◆ What the task requires:
Where a line contains the string "object", copy that line.

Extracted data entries
────────────────────
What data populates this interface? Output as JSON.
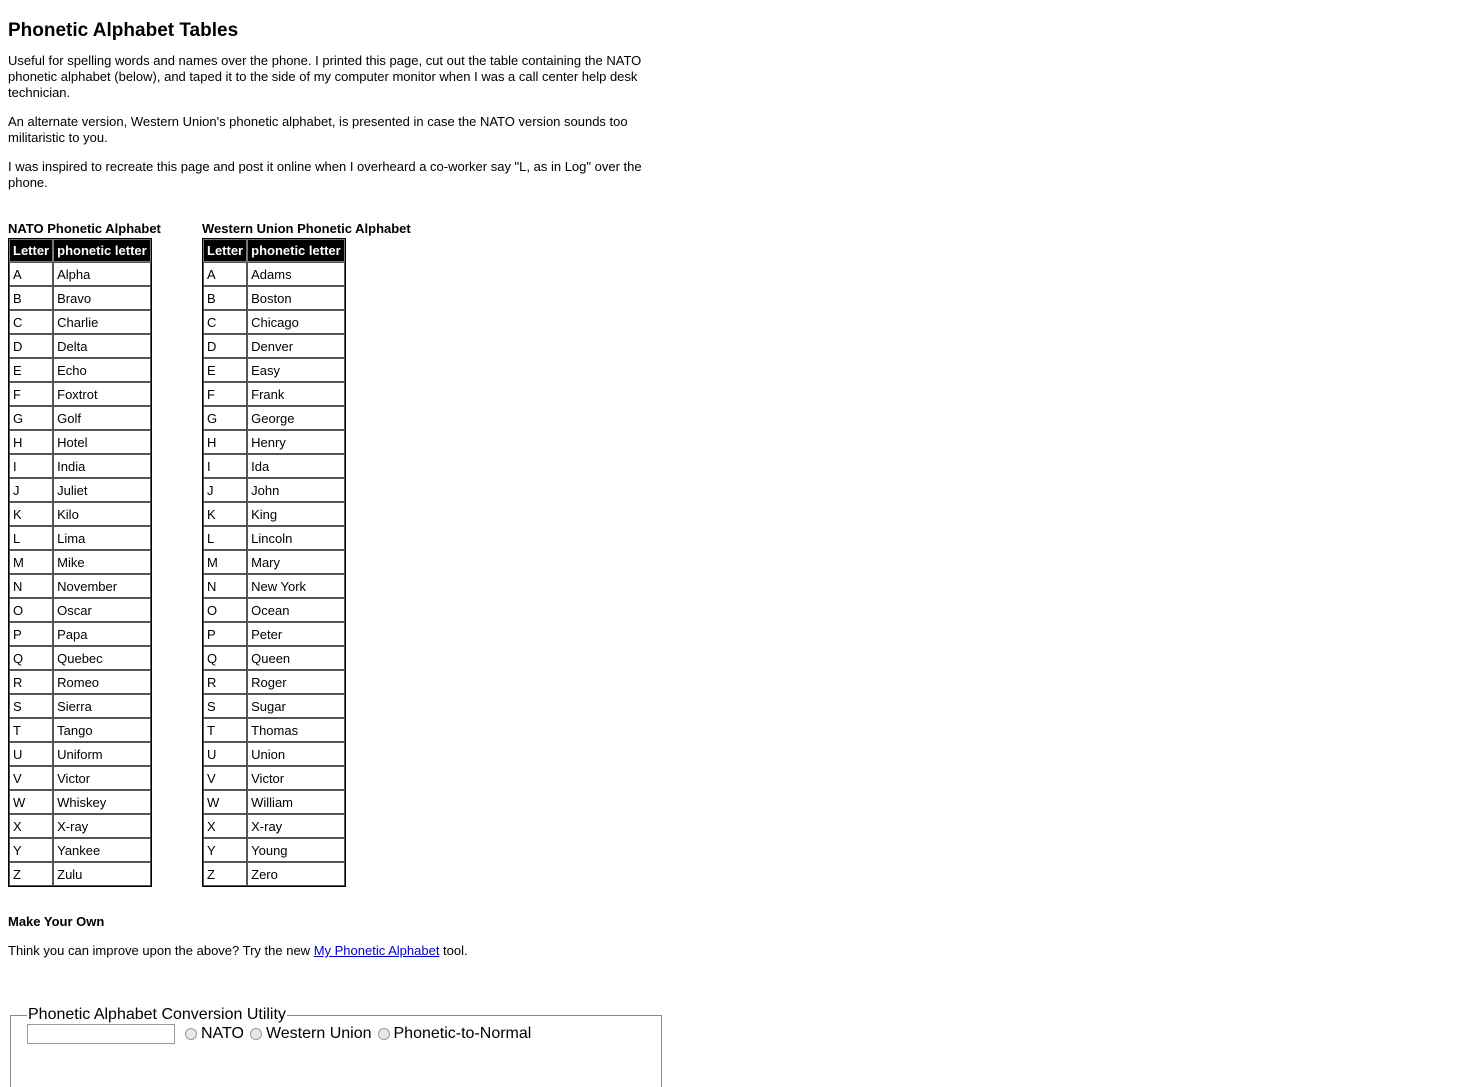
{
  "page": {
    "title": "Phonetic Alphabet Tables",
    "paragraphs": [
      "Useful for spelling words and names over the phone. I printed this page, cut out the table containing the NATO phonetic alphabet (below), and taped it to the side of my computer monitor when I was a call center help desk technician.",
      "An alternate version, Western Union's phonetic alphabet, is presented in case the NATO version sounds too militaristic to you.",
      "I was inspired to recreate this page and post it online when I overheard a co-worker say \"L, as in Log\" over the phone."
    ]
  },
  "tables": [
    {
      "title": "NATO Phonetic Alphabet",
      "headers": [
        "Letter",
        "phonetic letter"
      ],
      "rows": [
        [
          "A",
          "Alpha"
        ],
        [
          "B",
          "Bravo"
        ],
        [
          "C",
          "Charlie"
        ],
        [
          "D",
          "Delta"
        ],
        [
          "E",
          "Echo"
        ],
        [
          "F",
          "Foxtrot"
        ],
        [
          "G",
          "Golf"
        ],
        [
          "H",
          "Hotel"
        ],
        [
          "I",
          "India"
        ],
        [
          "J",
          "Juliet"
        ],
        [
          "K",
          "Kilo"
        ],
        [
          "L",
          "Lima"
        ],
        [
          "M",
          "Mike"
        ],
        [
          "N",
          "November"
        ],
        [
          "O",
          "Oscar"
        ],
        [
          "P",
          "Papa"
        ],
        [
          "Q",
          "Quebec"
        ],
        [
          "R",
          "Romeo"
        ],
        [
          "S",
          "Sierra"
        ],
        [
          "T",
          "Tango"
        ],
        [
          "U",
          "Uniform"
        ],
        [
          "V",
          "Victor"
        ],
        [
          "W",
          "Whiskey"
        ],
        [
          "X",
          "X-ray"
        ],
        [
          "Y",
          "Yankee"
        ],
        [
          "Z",
          "Zulu"
        ]
      ]
    },
    {
      "title": "Western Union Phonetic Alphabet",
      "headers": [
        "Letter",
        "phonetic letter"
      ],
      "rows": [
        [
          "A",
          "Adams"
        ],
        [
          "B",
          "Boston"
        ],
        [
          "C",
          "Chicago"
        ],
        [
          "D",
          "Denver"
        ],
        [
          "E",
          "Easy"
        ],
        [
          "F",
          "Frank"
        ],
        [
          "G",
          "George"
        ],
        [
          "H",
          "Henry"
        ],
        [
          "I",
          "Ida"
        ],
        [
          "J",
          "John"
        ],
        [
          "K",
          "King"
        ],
        [
          "L",
          "Lincoln"
        ],
        [
          "M",
          "Mary"
        ],
        [
          "N",
          "New York"
        ],
        [
          "O",
          "Ocean"
        ],
        [
          "P",
          "Peter"
        ],
        [
          "Q",
          "Queen"
        ],
        [
          "R",
          "Roger"
        ],
        [
          "S",
          "Sugar"
        ],
        [
          "T",
          "Thomas"
        ],
        [
          "U",
          "Union"
        ],
        [
          "V",
          "Victor"
        ],
        [
          "W",
          "William"
        ],
        [
          "X",
          "X-ray"
        ],
        [
          "Y",
          "Young"
        ],
        [
          "Z",
          "Zero"
        ]
      ]
    }
  ],
  "make_own": {
    "heading": "Make Your Own",
    "text_before": "Think you can improve upon the above? Try the new ",
    "link_label": "My Phonetic Alphabet",
    "text_after": " tool."
  },
  "utility": {
    "legend": "Phonetic Alphabet Conversion Utility",
    "input_value": "",
    "options": [
      "NATO",
      "Western Union",
      "Phonetic-to-Normal"
    ]
  },
  "colors": {
    "link": "#0000cc",
    "header_bg": "#000000",
    "header_text": "#ffffff"
  }
}
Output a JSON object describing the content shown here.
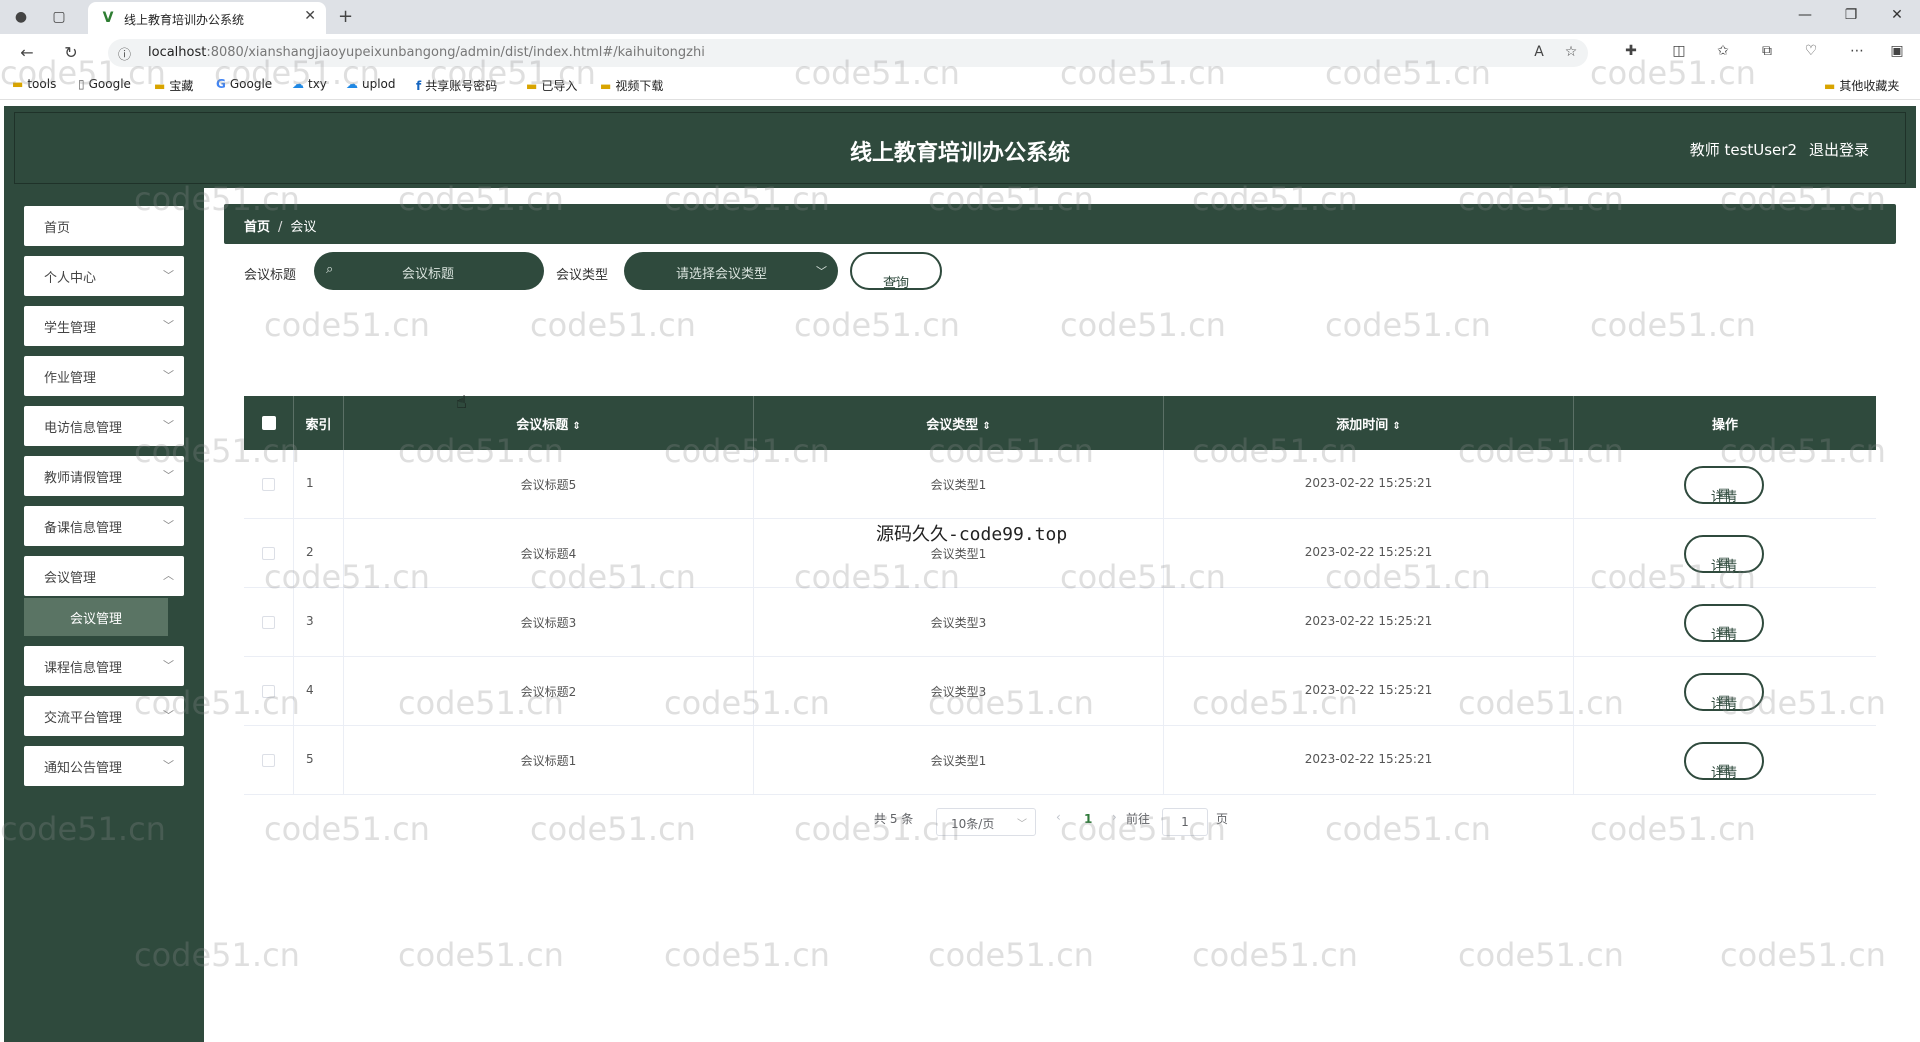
{
  "browser": {
    "tab_title": "线上教育培训办公系统",
    "url_host": "localhost",
    "url_rest": ":8080/xianshangjiaoyupeixunbangong/admin/dist/index.html#/kaihuitongzhi",
    "bookmarks": [
      "tools",
      "Google",
      "宝藏",
      "Google",
      "txy",
      "uplod",
      "共享账号密码",
      "已导入",
      "视频下载"
    ],
    "other_bookmarks": "其他收藏夹"
  },
  "header": {
    "title": "线上教育培训办公系统",
    "user": "教师 testUser2",
    "logout": "退出登录"
  },
  "sidebar": {
    "items": [
      {
        "label": "首页",
        "has_arrow": false
      },
      {
        "label": "个人中心",
        "has_arrow": true
      },
      {
        "label": "学生管理",
        "has_arrow": true
      },
      {
        "label": "作业管理",
        "has_arrow": true
      },
      {
        "label": "电访信息管理",
        "has_arrow": true
      },
      {
        "label": "教师请假管理",
        "has_arrow": true
      },
      {
        "label": "备课信息管理",
        "has_arrow": true
      },
      {
        "label": "会议管理",
        "has_arrow": true
      },
      {
        "label": "课程信息管理",
        "has_arrow": true
      },
      {
        "label": "交流平台管理",
        "has_arrow": true
      },
      {
        "label": "通知公告管理",
        "has_arrow": true
      }
    ],
    "active_sub": "会议管理"
  },
  "breadcrumb": {
    "home": "首页",
    "sep": "/",
    "current": "会议"
  },
  "search": {
    "title_label": "会议标题",
    "title_placeholder": "会议标题",
    "type_label": "会议类型",
    "type_placeholder": "请选择会议类型",
    "query_button": "查询"
  },
  "table": {
    "headers": {
      "index": "索引",
      "title": "会议标题",
      "type": "会议类型",
      "time": "添加时间",
      "action": "操作"
    },
    "detail_label": "详情",
    "rows": [
      {
        "index": "1",
        "title": "会议标题5",
        "type": "会议类型1",
        "time": "2023-02-22 15:25:21"
      },
      {
        "index": "2",
        "title": "会议标题4",
        "type": "会议类型1",
        "time": "2023-02-22 15:25:21"
      },
      {
        "index": "3",
        "title": "会议标题3",
        "type": "会议类型3",
        "time": "2023-02-22 15:25:21"
      },
      {
        "index": "4",
        "title": "会议标题2",
        "type": "会议类型3",
        "time": "2023-02-22 15:25:21"
      },
      {
        "index": "5",
        "title": "会议标题1",
        "type": "会议类型1",
        "time": "2023-02-22 15:25:21"
      }
    ]
  },
  "pagination": {
    "total": "共 5 条",
    "page_size": "10条/页",
    "prev": "‹",
    "current": "1",
    "next": "›",
    "goto_label": "前往",
    "goto_value": "1",
    "page_unit": "页"
  },
  "watermark": {
    "text": "code51.cn",
    "center_text": "源码久久-code99.top"
  },
  "colors": {
    "primary": "#2f4a3d",
    "submenu": "#5a7464",
    "accent_page": "#2f7a3a"
  }
}
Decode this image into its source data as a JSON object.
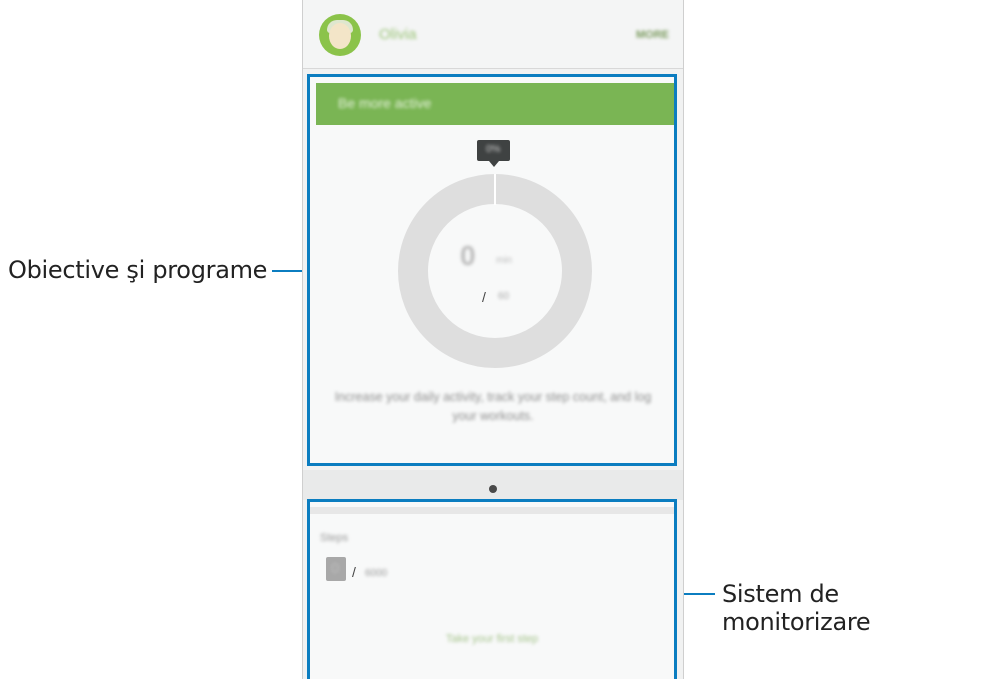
{
  "callouts": {
    "left": "Obiective şi programe",
    "right": "Sistem de monitorizare"
  },
  "header": {
    "name": "Olivia",
    "more": "MORE"
  },
  "goal_card": {
    "title": "Be more active",
    "progress_percent": "0%",
    "progress": 0,
    "value": "0",
    "unit": "min",
    "slash": "/",
    "goal": "60",
    "description": "Increase your daily activity, track your step count, and log your workouts."
  },
  "pager": {
    "active_index": 0,
    "count": 1
  },
  "steps_card": {
    "label": "Steps",
    "value": "0",
    "slash": "/",
    "goal": "6000",
    "cta": "Take your first step"
  },
  "colors": {
    "accent_callout": "#0b7dc0",
    "green": "#7ab554",
    "ring": "#dedede"
  }
}
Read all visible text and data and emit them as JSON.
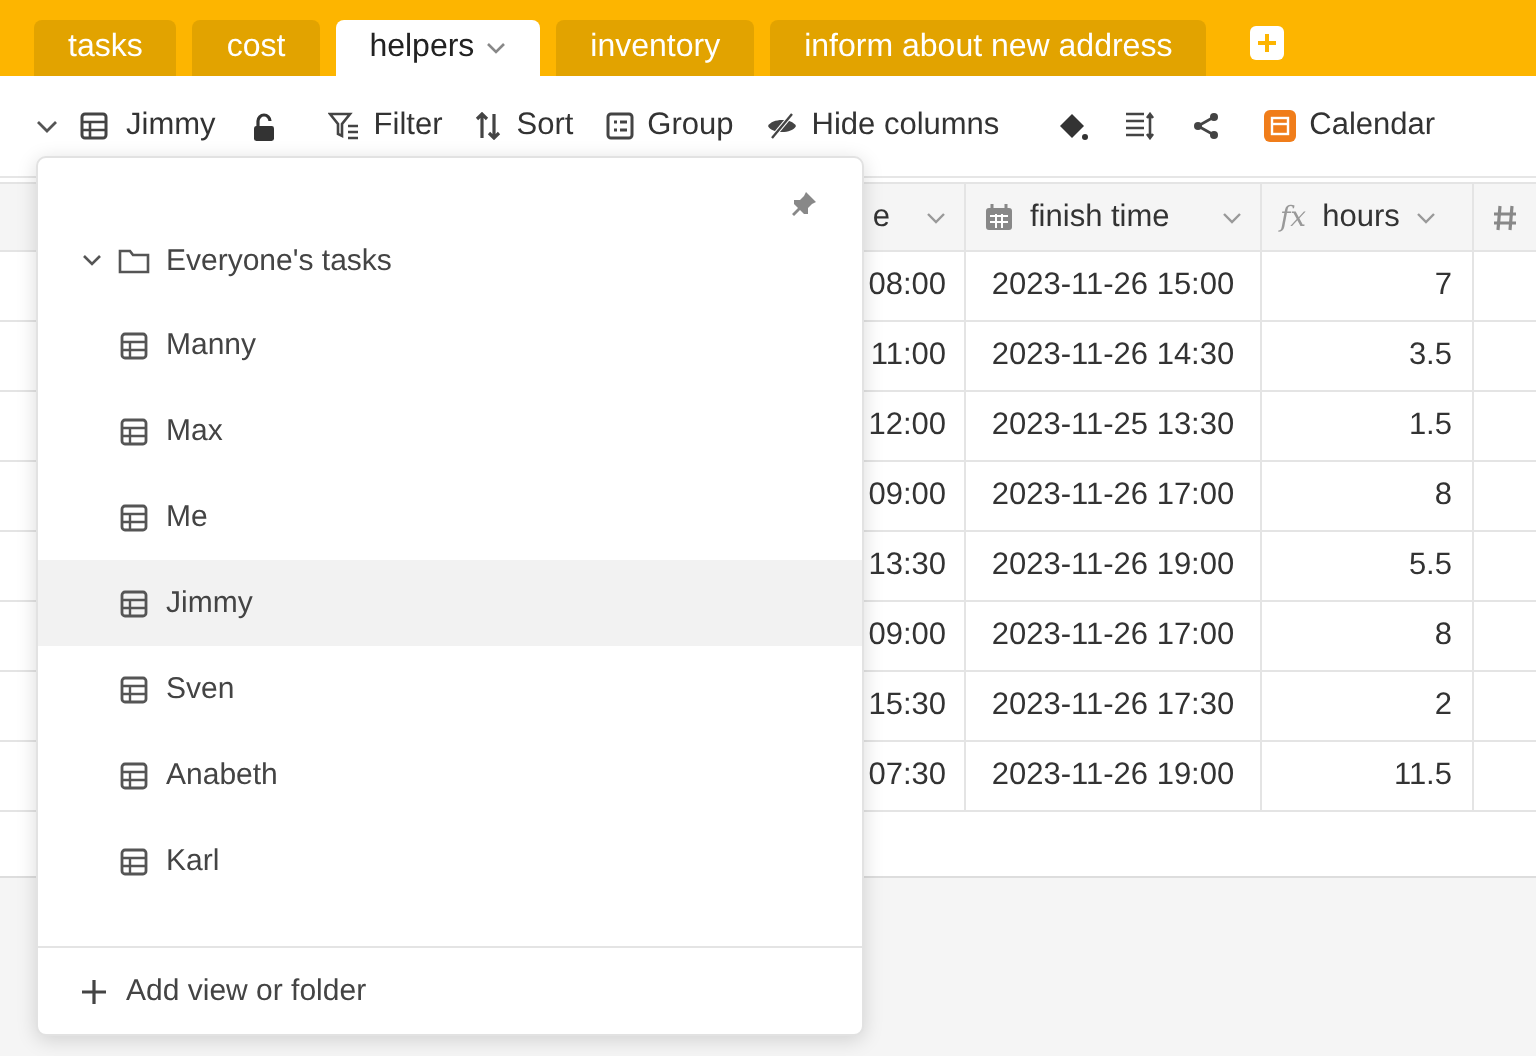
{
  "tabs": [
    {
      "label": "tasks",
      "selected": false
    },
    {
      "label": "cost",
      "selected": false
    },
    {
      "label": "helpers",
      "selected": true
    },
    {
      "label": "inventory",
      "selected": false
    },
    {
      "label": "inform about new address",
      "selected": false
    }
  ],
  "toolbar": {
    "view": "Jimmy",
    "filter": "Filter",
    "sort": "Sort",
    "group": "Group",
    "hide": "Hide columns",
    "calendar": "Calendar"
  },
  "table": {
    "columns": [
      {
        "label": "e",
        "kind": "partial"
      },
      {
        "label": "finish time",
        "kind": "date"
      },
      {
        "label": "hours",
        "kind": "formula",
        "icon_text": "fx"
      },
      {
        "kind": "number"
      }
    ],
    "rows": [
      [
        "08:00",
        "2023-11-26 15:00",
        "7"
      ],
      [
        "11:00",
        "2023-11-26 14:30",
        "3.5"
      ],
      [
        "12:00",
        "2023-11-25 13:30",
        "1.5"
      ],
      [
        "09:00",
        "2023-11-26 17:00",
        "8"
      ],
      [
        "13:30",
        "2023-11-26 19:00",
        "5.5"
      ],
      [
        "09:00",
        "2023-11-26 17:00",
        "8"
      ],
      [
        "15:30",
        "2023-11-26 17:30",
        "2"
      ],
      [
        "07:30",
        "2023-11-26 19:00",
        "11.5"
      ]
    ]
  },
  "view_menu": {
    "folder": {
      "label": "Everyone's tasks",
      "expanded": true,
      "children": [
        {
          "label": "Manny",
          "selected": false
        },
        {
          "label": "Max",
          "selected": false
        },
        {
          "label": "Me",
          "selected": false
        },
        {
          "label": "Jimmy",
          "selected": true
        },
        {
          "label": "Sven",
          "selected": false
        },
        {
          "label": "Anabeth",
          "selected": false
        },
        {
          "label": "Karl",
          "selected": false
        }
      ]
    },
    "add": "Add view or folder"
  }
}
────────────────────
◆ Result for this task:
Output a JSON object describing the content shown here.
Decode this image into its source data as a JSON object.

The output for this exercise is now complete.